EXERCISE OBJECTIVE: Extract the lines from the one containing "answer-2-meta xyxy=(140,810,820,835)" through the one containing "separator: | xyxy=(346,812,353,832)", inclusive, and repeat them exactly.

SUPPLIED MATERIAL:
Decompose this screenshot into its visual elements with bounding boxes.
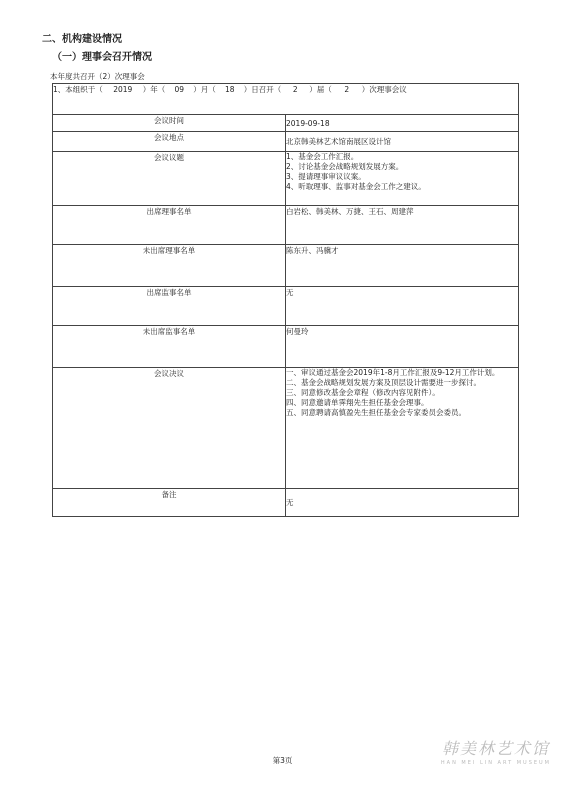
absent-directors-label: 未出席理事名单 [53,245,286,287]
resolution-item: 二、基金会战略规划发展方案及顶层设计需要进一步探讨。 [286,378,481,387]
section-title: 二、机构建设情况 [42,34,122,45]
meeting-time-row [53,115,519,132]
absent-supervisors-value: 何曼玲 [286,326,519,368]
attending-directors-value: 白岩松、韩美林、万捷、王石、周建萍 [286,206,519,245]
meeting-time-value: 2019-09-18 [286,115,519,132]
header-number-suffix: ）次理事会议 [361,85,407,94]
meeting-agenda-label: 会议议题 [53,152,286,206]
agenda-item: 2、讨论基金会战略规划发展方案。 [286,162,404,171]
resolutions-label: 会议决议 [53,368,286,489]
resolution-item: 五、同意聘请高慎盈先生担任基金会专家委员会委员。 [286,408,466,417]
meeting-agenda-value [286,152,519,206]
header-day-suffix: ）日召开（ [243,85,282,94]
attending-supervisors-row [53,287,519,326]
remarks-label: 备注 [53,489,286,517]
absent-directors-value: 陈东升、冯骥才 [286,245,519,287]
header-session-suffix: ）届（ [309,85,332,94]
meeting-year: 2019 [113,85,133,94]
absent-directors-row [53,245,519,287]
agenda-item: 4、听取理事、监事对基金会工作之建议。 [286,182,426,191]
resolution-item: 四、同意邀请单霁翔先生担任基金会理事。 [286,398,429,407]
meeting-place-row [53,132,519,152]
header-year-suffix: ）年（ [142,85,166,94]
meeting-count-line: 本年度共召开（2）次理事会 [50,72,145,81]
board-meeting-table [52,83,519,517]
header-month-suffix: ）月（ [193,85,216,94]
attending-supervisors-value: 无 [286,287,519,326]
meeting-place-value: 北京韩美林艺术馆南展区设计馆 [286,132,519,152]
agenda-item: 3、提请理事审议议案。 [286,172,366,181]
remarks-value: 无 [286,489,519,517]
page-number: 第3页 [272,756,293,765]
resolutions-row [53,368,519,489]
meeting-month: 09 [174,85,185,94]
watermark-chinese: 韩美林艺术馆 [441,739,550,758]
meeting-header-cell [53,84,519,115]
resolution-item: 三、同意修改基金会章程（修改内容见附件）。 [286,388,440,397]
attending-directors-row [53,206,519,245]
attending-directors-label: 出席理事名单 [53,206,286,245]
absent-supervisors-label: 未出席监事名单 [53,326,286,368]
meeting-place-label: 会议地点 [53,132,286,152]
subsection-title: （一）理事会召开情况 [52,52,152,63]
header-prefix: 1、本组织于（ [53,85,103,94]
attending-supervisors-label: 出席监事名单 [53,287,286,326]
meeting-number: 2 [344,85,350,94]
meeting-day: 18 [225,85,235,94]
meeting-header-row [53,84,519,115]
absent-supervisors-row [53,326,519,368]
meeting-agenda-row [53,152,519,206]
agenda-item: 1、基金会工作汇报。 [286,152,359,161]
resolutions-value [286,368,519,489]
remarks-row [53,489,519,517]
meeting-header [53,85,407,94]
watermark-english: HAN MEI LIN ART MUSEUM [440,760,551,766]
museum-watermark [441,736,551,766]
meeting-session: 2 [292,85,298,94]
resolution-item: 一、审议通过基金会2019年1-8月工作汇报及9-12月工作计划。 [286,368,500,377]
meeting-time-label: 会议时间 [53,115,286,132]
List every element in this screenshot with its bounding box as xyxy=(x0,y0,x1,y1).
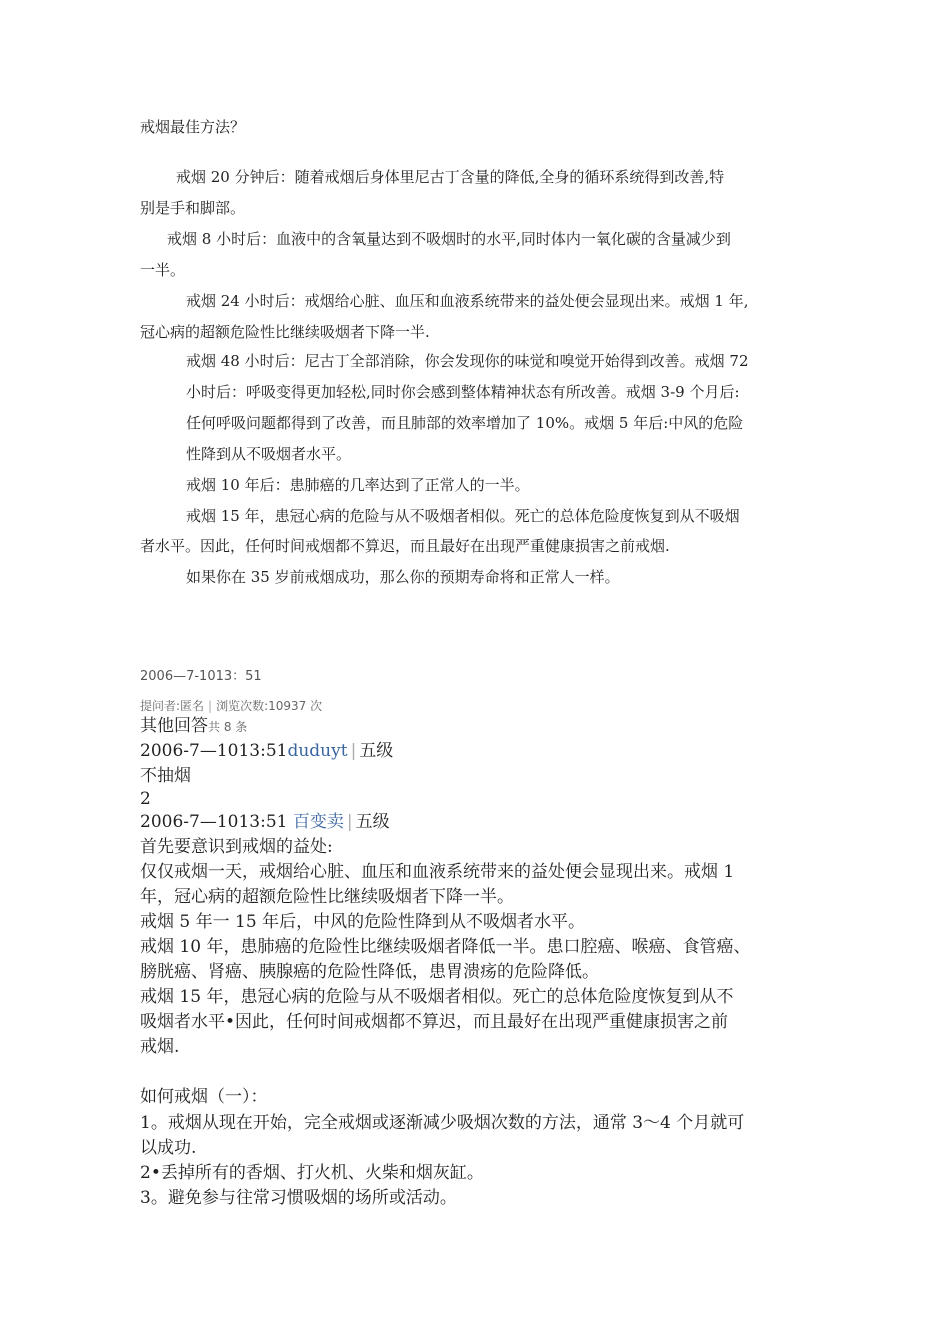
answer-2-meta xyxy=(140,810,820,835)
text-line: 首先要意识到戒烟的益处: xyxy=(140,837,333,857)
text-line: 戒烟 8 小时后：血液中的含氧量达到不吸烟时的水平,同时体内一氧化碳的含量减少到 xyxy=(167,230,731,248)
answer-1-meta xyxy=(140,739,820,764)
text-line: 小时后：呼吸变得更加轻松,同时你会感到整体精神状态有所改善。戒烟 3-9 个月后: xyxy=(186,383,740,401)
user-level: 五级 xyxy=(359,741,394,761)
list-item: 1。戒烟从现在开始，完全戒烟或逐渐减少吸烟次数的方法，通常 3～4 个月就可 xyxy=(140,1113,745,1133)
paragraph xyxy=(186,562,620,593)
text-line: 戒烟 15 年，患冠心病的危险与从不吸烟者相似。死亡的总体危险度恢复到从不吸烟 xyxy=(186,507,740,525)
text-line: 一半。 xyxy=(140,261,186,279)
text-line: 仅仅戒烟一天，戒烟给心脏、血压和血液系统带来的益处便会显现出来。戒烟 1 xyxy=(140,862,735,882)
text-line: 戒烟 24 小时后：戒烟给心脏、血压和血液系统带来的益处便会显现出来。戒烟 1 年, xyxy=(186,292,749,310)
text-line: 戒烟 5 年一 15 年后，中风的危险性降到从不吸烟者水平。 xyxy=(140,912,586,932)
paragraph xyxy=(176,162,724,193)
other-answers-header xyxy=(140,714,820,740)
text-line: 戒烟 20 分钟后：随着戒烟后身体里尼古丁含量的降低,全身的循环系统得到改善,特 xyxy=(176,168,725,186)
answer-user-link[interactable]: duduyt xyxy=(287,741,348,761)
answer-2-body xyxy=(140,835,820,1060)
list-item: 2•丢掉所有的香烟、打火机、火柴和烟灰缸。 xyxy=(140,1163,484,1183)
paragraph xyxy=(167,224,731,255)
separator: | xyxy=(350,741,357,761)
how-to-quit-title: 如何戒烟（一）： xyxy=(140,1087,268,1107)
text-line: 戒烟 10 年后：患肺癌的几率达到了正常人的一半。 xyxy=(186,476,530,494)
question-meta xyxy=(140,697,322,714)
text-line: 戒烟 10 年，患肺癌的危险性比继续吸烟者降低一半。患口腔癌、喉癌、食管癌、 xyxy=(140,937,751,957)
paragraph xyxy=(140,193,245,224)
separator: | xyxy=(346,812,353,832)
paragraph xyxy=(186,346,748,532)
text-line: 冠心病的超额危险性比继续吸烟者下降一半. xyxy=(140,323,430,341)
text-line: 年，冠心病的超额危险性比继续吸烟者下降一半。 xyxy=(140,887,514,907)
how-to-quit-list xyxy=(140,1111,820,1211)
text-line: 戒烟 48 小时后：尼古丁全部消除，你会发现你的味觉和嗅觉开始得到改善。戒烟 72 xyxy=(186,352,749,370)
text-line: 者水平。因此，任何时间戒烟都不算迟，而且最好在出现严重健康损害之前戒烟. xyxy=(140,537,670,555)
answer-1-text: 不抽烟 xyxy=(140,766,191,786)
document-title: 戒烟最佳方法？ xyxy=(140,118,246,136)
separator: | xyxy=(208,699,213,713)
user-level: 五级 xyxy=(355,812,390,832)
paragraph xyxy=(140,317,430,348)
other-answers-label: 其他回答 xyxy=(140,716,208,736)
answer-time: 2006-7—1013:51 xyxy=(140,812,288,832)
answer-count: 共 8 条 xyxy=(208,720,248,734)
asker-label: 提问者:匿名 xyxy=(140,699,205,713)
text-line: 吸烟者水平•因此，任何时间戒烟都不算迟，而且最好在出现严重健康损害之前 xyxy=(140,1012,729,1032)
view-count: 浏览次数:10937 次 xyxy=(216,699,323,713)
answer-user-link[interactable]: 百变卖 xyxy=(292,812,344,832)
list-item: 以成功. xyxy=(140,1138,197,1158)
paragraph xyxy=(186,286,748,317)
text-line: 戒烟 15 年，患冠心病的危险与从不吸烟者相似。死亡的总体危险度恢复到从不 xyxy=(140,987,734,1007)
text-line: 如果你在 35 岁前戒烟成功，那么你的预期寿命将和正常人一样。 xyxy=(186,568,620,586)
answer-time: 2006-7—1013:51 xyxy=(140,741,288,761)
list-item: 3。避免参与往常习惯吸烟的场所或活动。 xyxy=(140,1188,457,1208)
text-line: 性降到从不吸烟者水平。 xyxy=(186,445,352,463)
paragraph xyxy=(140,255,185,286)
question-date: 2006—7-1013：51 xyxy=(140,669,262,684)
answer-2-number: 2 xyxy=(140,789,151,809)
paragraph xyxy=(140,531,670,562)
text-line: 任何呼吸问题都得到了改善，而且肺部的效率增加了 10%。戒烟 5 年后:中风的危险 xyxy=(186,414,744,432)
text-line: 戒烟. xyxy=(140,1037,180,1057)
text-line: 膀胱癌、肾癌、胰腺癌的危险性降低，患胃溃疡的危险降低。 xyxy=(140,962,599,982)
text-line: 别是手和脚部。 xyxy=(140,199,246,217)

SOLUTION FOR THIS TASK:
answer-2-meta xyxy=(140,810,820,835)
text-line: 首先要意识到戒烟的益处: xyxy=(140,837,333,857)
text-line: 戒烟 8 小时后：血液中的含氧量达到不吸烟时的水平,同时体内一氧化碳的含量减少到 xyxy=(167,230,731,248)
answer-1-meta xyxy=(140,739,820,764)
text-line: 小时后：呼吸变得更加轻松,同时你会感到整体精神状态有所改善。戒烟 3-9 个月后: xyxy=(186,383,740,401)
user-level: 五级 xyxy=(359,741,394,761)
list-item: 1。戒烟从现在开始，完全戒烟或逐渐减少吸烟次数的方法，通常 3～4 个月就可 xyxy=(140,1113,745,1133)
paragraph xyxy=(186,562,620,593)
text-line: 戒烟 15 年，患冠心病的危险与从不吸烟者相似。死亡的总体危险度恢复到从不吸烟 xyxy=(186,507,740,525)
text-line: 一半。 xyxy=(140,261,186,279)
text-line: 仅仅戒烟一天，戒烟给心脏、血压和血液系统带来的益处便会显现出来。戒烟 1 xyxy=(140,862,735,882)
text-line: 戒烟 24 小时后：戒烟给心脏、血压和血液系统带来的益处便会显现出来。戒烟 1 年, xyxy=(186,292,749,310)
text-line: 戒烟 5 年一 15 年后，中风的危险性降到从不吸烟者水平。 xyxy=(140,912,586,932)
paragraph xyxy=(176,162,724,193)
other-answers-header xyxy=(140,714,820,740)
text-line: 戒烟 20 分钟后：随着戒烟后身体里尼古丁含量的降低,全身的循环系统得到改善,特 xyxy=(176,168,725,186)
answer-user-link[interactable]: duduyt xyxy=(287,741,348,761)
answer-2-body xyxy=(140,835,820,1060)
list-item: 2•丢掉所有的香烟、打火机、火柴和烟灰缸。 xyxy=(140,1163,484,1183)
paragraph xyxy=(167,224,731,255)
separator: | xyxy=(350,741,357,761)
how-to-quit-title: 如何戒烟（一）： xyxy=(140,1087,268,1107)
text-line: 戒烟 10 年后：患肺癌的几率达到了正常人的一半。 xyxy=(186,476,530,494)
question-meta xyxy=(140,697,322,714)
text-line: 戒烟 10 年，患肺癌的危险性比继续吸烟者降低一半。患口腔癌、喉癌、食管癌、 xyxy=(140,937,751,957)
paragraph xyxy=(140,193,245,224)
separator: | xyxy=(346,812,353,832)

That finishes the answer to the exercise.